Exercise aim
Check each line of the material below, and copy it if it holds the string "Marceau".

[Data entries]
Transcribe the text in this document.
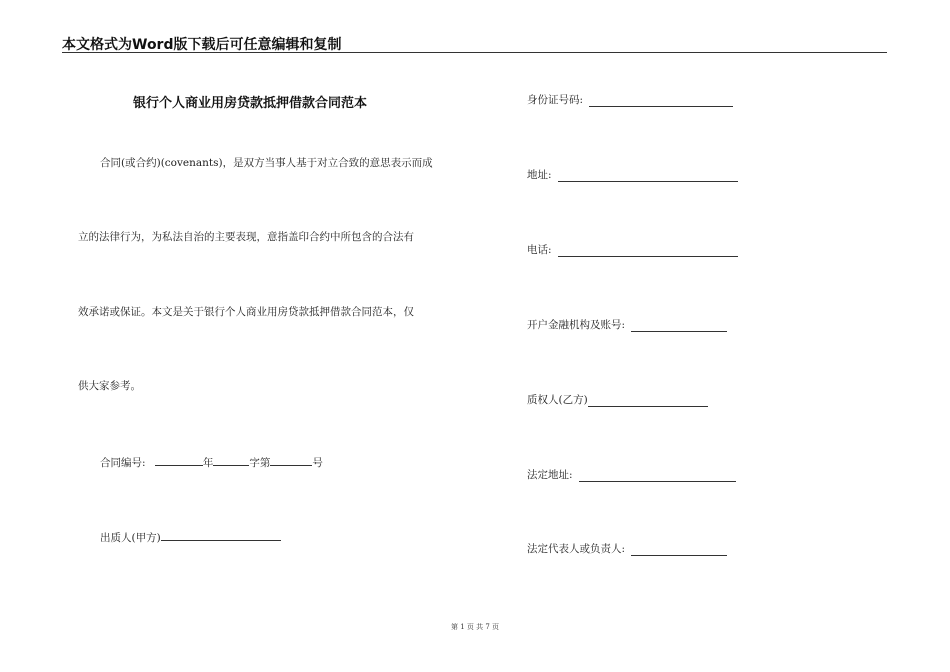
本文格式为Word版下载后可任意编辑和复制
银行个人商业用房贷款抵押借款合同范本
合同(或合约)(covenants)，是双方当事人基于对立合致的意思表示而成
立的法律行为，为私法自治的主要表现，意指盖印合约中所包含的合法有
效承诺或保证。本文是关于银行个人商业用房贷款抵押借款合同范本，仅
供大家参考。
合同编号:	年	字第	号
出质人(甲方)
身份证号码:
地址:
电话:
开户金融机构及账号:
质权人(乙方)
法定地址:
法定代表人或负责人:
第 1 页 共 7 页
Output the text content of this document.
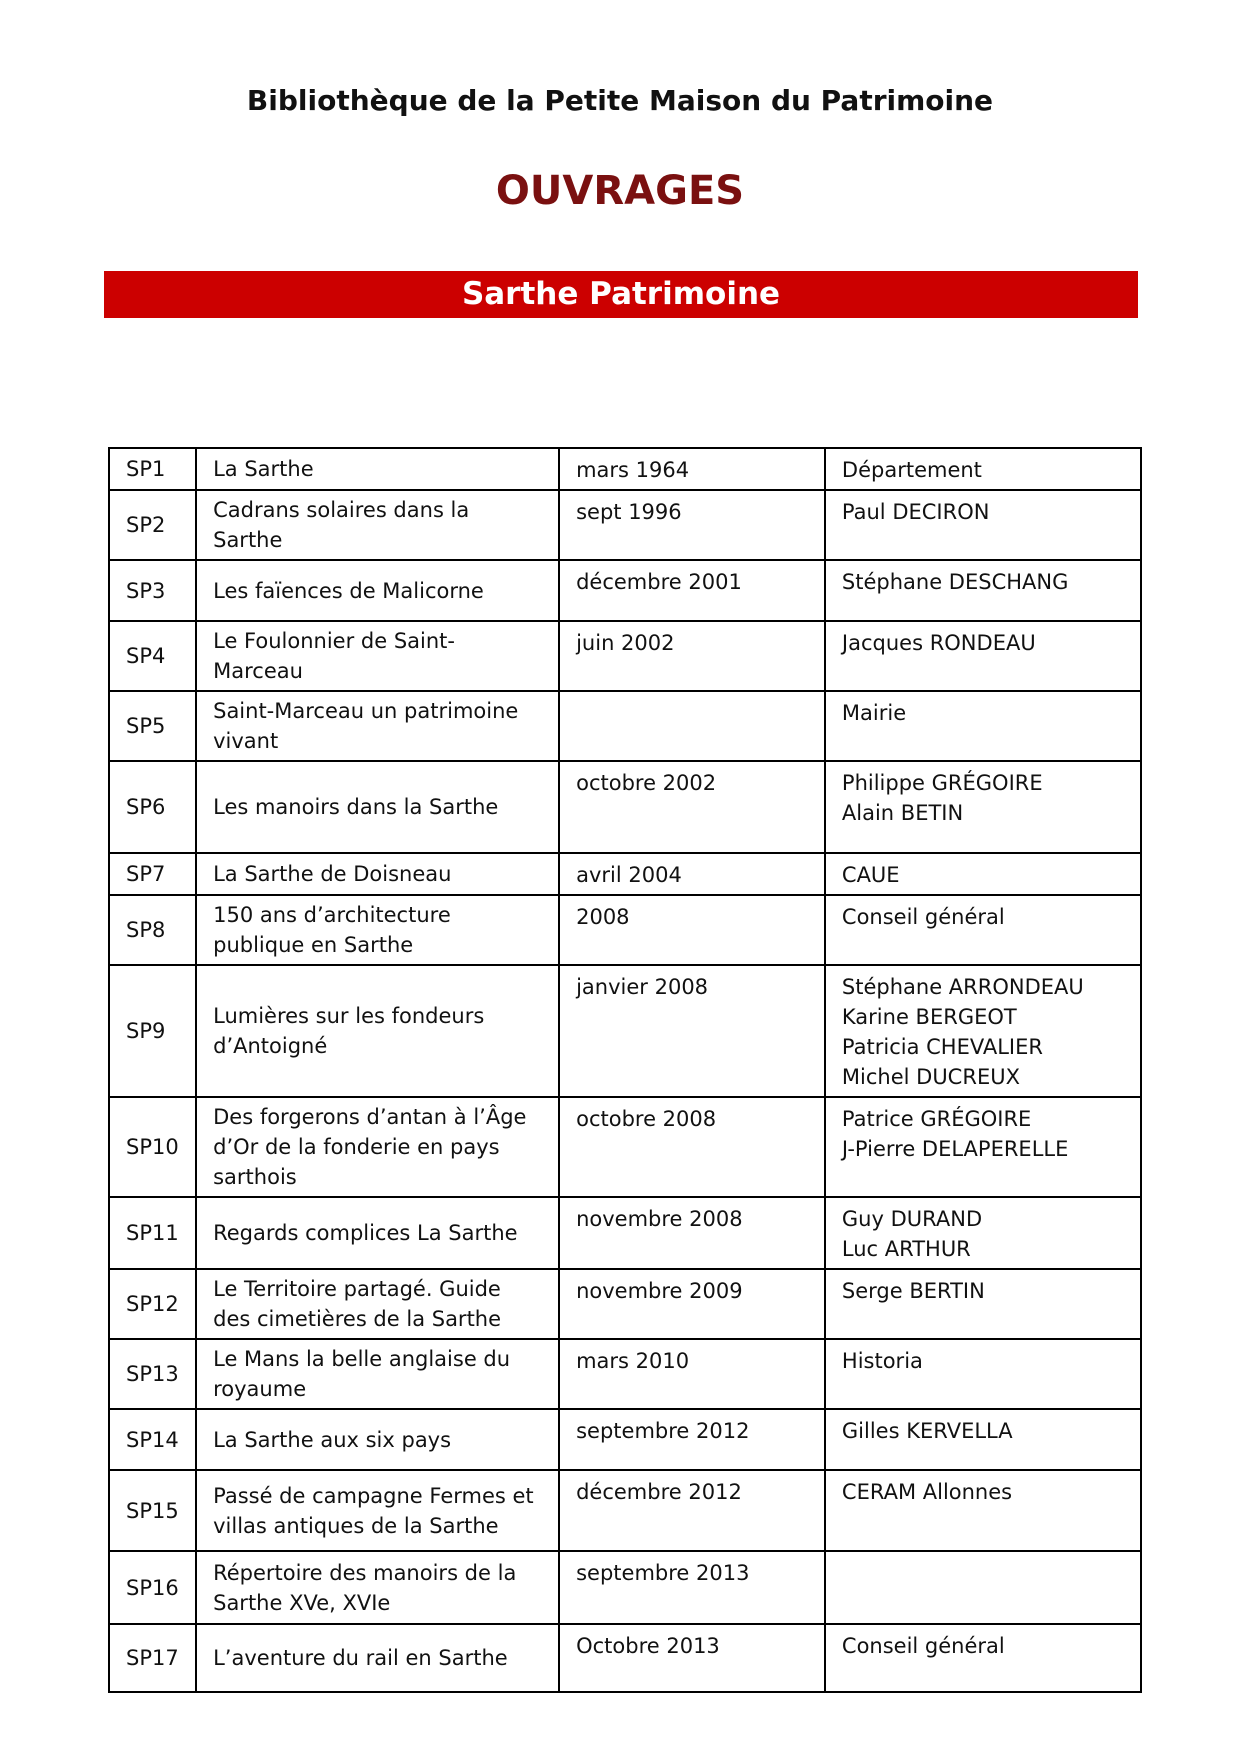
Bibliothèque de la Petite Maison du Patrimoine
OUVRAGES
Sarthe Patrimoine
SP1	La Sarthe	mars 1964	Département

SP2	Cadrans solaires dans la Sarthe	sept 1996	Paul DECIRON

SP3	Les faïences de Malicorne	décembre 2001	Stéphane DESCHANG

SP4	Le Foulonnier de Saint-Marceau	juin 2002	Jacques RONDEAU

SP5	Saint-Marceau un patrimoine vivant		Mairie

SP6	Les manoirs dans la Sarthe	octobre 2002	Philippe GRÉGOIRE
Alain BETIN

SP7	La Sarthe de Doisneau	avril 2004	CAUE

SP8	150 ans d’architecture publique en Sarthe	2008	Conseil général

SP9	Lumières sur les fondeurs d’Antoigné	janvier 2008	Stéphane ARRONDEAU
Karine BERGEOT
Patricia CHEVALIER
Michel DUCREUX

SP10	Des forgerons d’antan à l’Âge d’Or de la fonderie en pays sarthois	octobre 2008	Patrice GRÉGOIRE
J-Pierre DELAPERELLE

SP11	Regards complices La Sarthe	novembre 2008	Guy DURAND
Luc ARTHUR

SP12	Le Territoire partagé. Guide des cimetières de la Sarthe	novembre 2009	Serge BERTIN

SP13	Le Mans la belle anglaise du royaume	mars 2010	Historia

SP14	La Sarthe aux six pays	septembre 2012	Gilles KERVELLA

SP15	Passé de campagne Fermes et villas antiques de la Sarthe	décembre 2012	CERAM Allonnes

SP16	Répertoire des manoirs de la Sarthe XVe, XVIe	septembre 2013	
SP17	L’aventure du rail en Sarthe	Octobre 2013	Conseil général
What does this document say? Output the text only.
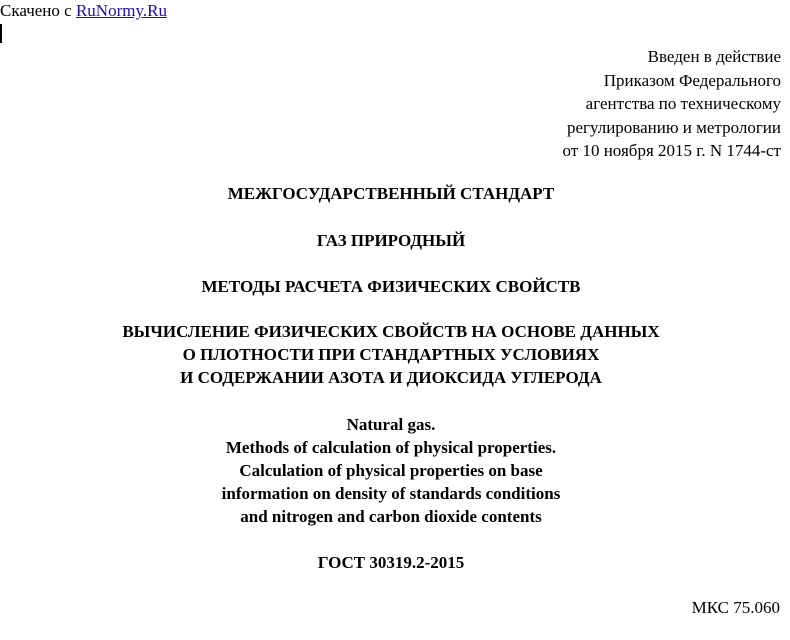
Скачено с RuNormy.Ru
Введен в действие
Приказом Федерального
агентства по техническому
регулированию и метрологии
от 10 ноября 2015 г. N 1744-ст
МЕЖГОСУДАРСТВЕННЫЙ СТАНДАРТ
ГАЗ ПРИРОДНЫЙ
МЕТОДЫ РАСЧЕТА ФИЗИЧЕСКИХ СВОЙСТВ
ВЫЧИСЛЕНИЕ ФИЗИЧЕСКИХ СВОЙСТВ НА ОСНОВЕ ДАННЫХ
О ПЛОТНОСТИ ПРИ СТАНДАРТНЫХ УСЛОВИЯХ
И СОДЕРЖАНИИ АЗОТА И ДИОКСИДА УГЛЕРОДА
Natural gas.
Methods of calculation of physical properties.
Calculation of physical properties on base
information on density of standards conditions
and nitrogen and carbon dioxide contents
ГОСТ 30319.2-2015
МКС 75.060
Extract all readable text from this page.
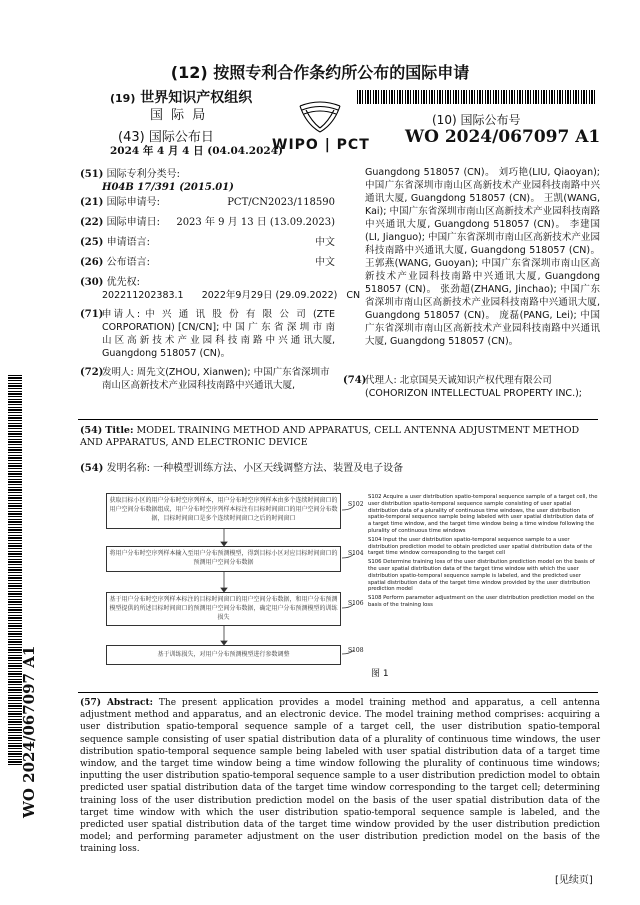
(12) 按照专利合作条约所公布的国际申请
(19) 世界知识产权组织
国 际 局
(43) 国际公布日
2024 年 4 月 4 日 (04.04.2024)
WIPO | PCT
(10) 国际公布号
WO 2024/067097 A1
WO 2024/067097 A1
(51) 国际专利分类号:
H04B 17/391 (2015.01)
(21) 国际申请号:	PCT/CN2023/118590
(22) 国际申请日: 2023 年 9 月 13 日 (13.09.2023)
(25) 申请语言:	中文
(26) 公布语言:	中文
(30) 优先权:
202211202383.1      2022年9月29日 (29.09.2022)   CN
(71)
申请人: 中 兴 通 讯 股 份 有 限 公 司 (ZTE CORPORATION) [CN/CN]; 中 国 广 东 省 深 圳 市 南 山 区 高 新 技 术 产 业 园 科 技 南 路 中 兴 通 讯大厦, Guangdong 518057 (CN)。
(72)
发明人: 周先文(ZHOU, Xianwen); 中国广东省深圳市南山区高新技术产业园科技南路中兴通讯大厦,
Guangdong 518057 (CN)。 刘巧艳(LIU, Qiaoyan); 中国广东省深圳市南山区高新技术产业园科技南路中兴通讯大厦, Guangdong 518057 (CN)。 王凯(WANG, Kai); 中国广东省深圳市南山区高新技术产业园科技南路中兴通讯大厦, Guangdong 518057 (CN)。 李建国(LI, Jianguo); 中国广东省深圳市南山区高新技术产业园科技南路中兴通讯大厦, Guangdong 518057 (CN)。 王郭燕(WANG, Guoyan); 中国广东省深圳市南山区高新技术产业园科技南路中兴通讯大厦, Guangdong 518057 (CN)。 张劲超(ZHANG, Jinchao); 中国广东省深圳市南山区高新技术产业园科技南路中兴通讯大厦, Guangdong 518057 (CN)。 庞磊(PANG, Lei); 中国广东省深圳市南山区高新技术产业园科技南路中兴通讯大厦, Guangdong 518057 (CN)。
(74)
代理人: 北京国昊天诚知识产权代理有限公司 (COHORIZON INTELLECTUAL PROPERTY INC.);
(54) Title: MODEL TRAINING METHOD AND APPARATUS, CELL ANTENNA ADJUSTMENT METHOD AND APPARATUS, AND ELECTRONIC DEVICE
(54) 发明名称: 一种模型训练方法、小区天线调整方法、装置及电子设备
获取目标小区的用户分布时空序列样本，用户分布时空序列样本由多个连续时间窗口的用户空间分布数据组成，用户分布时空序列样本标注有目标时间窗口的用户空间分布数据，目标时间窗口是多个连续时间窗口之后的时间窗口
将用户分布时空序列样本输入至用户分布预测模型，得到目标小区对应目标时间窗口的预测用户空间分布数据
基于用户分布时空序列样本标注的目标时间窗口的用户空间分布数据，和用户分布预测模型提供的所述目标时间窗口的预测用户空间分布数据，确定用户分布预测模型的训练损失
基于训练损失，对用户分布预测模型进行参数调整
S102
S104
S106
S108
图 1
S102 Acquire a user distribution spatio-temporal sequence sample of a target cell, the user distribution spatio-temporal sequence sample consisting of user spatial distribution data of a plurality of continuous time windows, the user distribution spatio-temporal sequence sample being labeled with user spatial distribution data of a target time window, and the target time window being a time window following the plurality of continuous time windows
S104 Input the user distribution spatio-temporal sequence sample to a user distribution prediction model to obtain predicted user spatial distribution data of the target time window corresponding to the target cell
S106 Determine training loss of the user distribution prediction model on the basis of the user spatial distribution data of the target time window with which the user distribution spatio-temporal sequence sample is labeled, and the predicted user spatial distribution data of the target time window provided by the user distribution prediction model
S108 Perform parameter adjustment on the user distribution prediction model on the basis of the training loss
(57) Abstract: The present application provides a model training method and apparatus, a cell antenna adjustment method and apparatus, and an electronic device. The model training method comprises: acquiring a user distribution spatio-temporal sequence sample of a target cell, the user distribution spatio-temporal sequence sample consisting of user spatial distribution data of a plurality of continuous time windows, the user distribution spatio-temporal sequence sample being labeled with user spatial distribution data of a target time window, and the target time window being a time window following the plurality of continuous time windows; inputting the user distribution spatio-temporal sequence sample to a user distribution prediction model to obtain predicted user spatial distribution data of the target time window corresponding to the target cell; determining training loss of the user distribution prediction model on the basis of the user spatial distribution data of the target time window with which the user distribution spatio-temporal sequence sample is labeled, and the predicted user spatial distribution data of the target time window provided by the user distribution prediction model; and performing parameter adjustment on the user distribution prediction model on the basis of the training loss.
[见续页]
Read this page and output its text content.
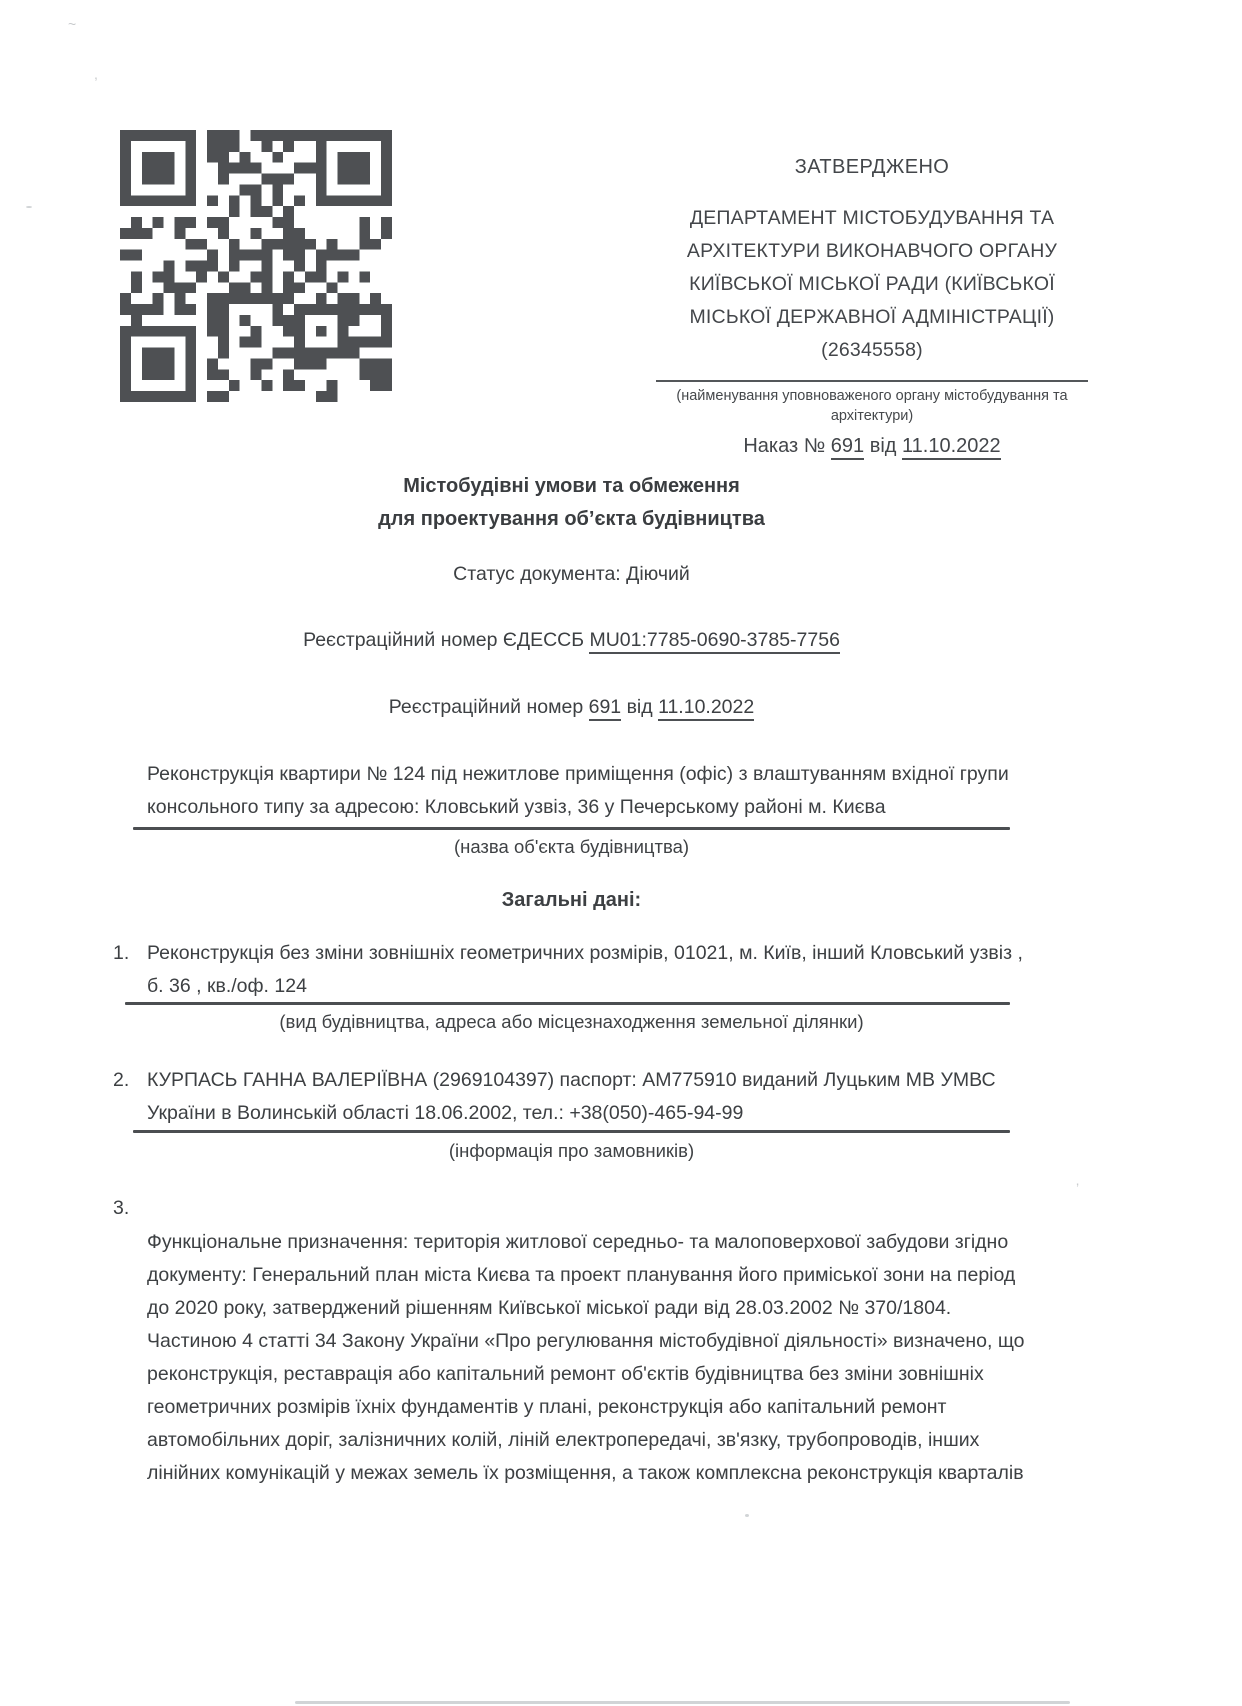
ЗАТВЕРДЖЕНО
ДЕПАРТАМЕНТ МІСТОБУДУВАННЯ ТА
АРХІТЕКТУРИ ВИКОНАВЧОГО ОРГАНУ
КИЇВСЬКОЇ МІСЬКОЇ РАДИ (КИЇВСЬКОЇ
МІСЬКОЇ ДЕРЖАВНОЇ АДМІНІСТРАЦІЇ)
(26345558)
(найменування уповноваженого органу містобудування та архітектури)
Наказ № 691 від 11.10.2022
Містобудівні умови та обмеження
для проектування об’єкта будівництва
Статус документа: Діючий
Реєстраційний номер ЄДЕССБ MU01:7785-0690-3785-7756
Реєстраційний номер 691 від 11.10.2022
Реконструкція квартири № 124 під нежитлове приміщення (офіс) з влаштуванням вхідної групи
консольного типу за адресою: Кловський узвіз, 36 у Печерському районі м. Києва
(назва об'єкта будівництва)
Загальні дані:
1. Реконструкція без зміни зовнішніх геометричних розмірів, 01021, м. Київ, інший Кловський узвіз ,
б. 36 , кв./оф. 124
(вид будівництва, адреса або місцезнаходження земельної ділянки)
2. КУРПАСЬ ГАННА ВАЛЕРІЇВНА (2969104397) паспорт: АМ775910 виданий Луцьким МВ УМВС
України в Волинській області 18.06.2002, тел.: +38(050)-465-94-99
(інформація про замовників)
3.
Функціональне призначення: територія житлової середньо- та малоповерхової забудови згідно
документу: Генеральний план міста Києва та проект планування його приміської зони на період
до 2020 року, затверджений рішенням Київської міської ради від 28.03.2002 № 370/1804.
Частиною 4 статті 34 Закону України «Про регулювання містобудівної діяльності» визначено, що
реконструкція, реставрація або капітальний ремонт об'єктів будівництва без зміни зовнішніх
геометричних розмірів їхніх фундаментів у плані, реконструкція або капітальний ремонт
автомобільних доріг, залізничних колій, ліній електропередачі, зв'язку, трубопроводів, інших
лінійних комунікацій у межах земель їх розміщення, а також комплексна реконструкція кварталів
~
,
’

Response to the exercise
SP4	Le Foulonnier de Saint-Marceau	juin 2002	Jacques RONDEAU
SP5	Saint-Marceau un patrimoine vivant		Mairie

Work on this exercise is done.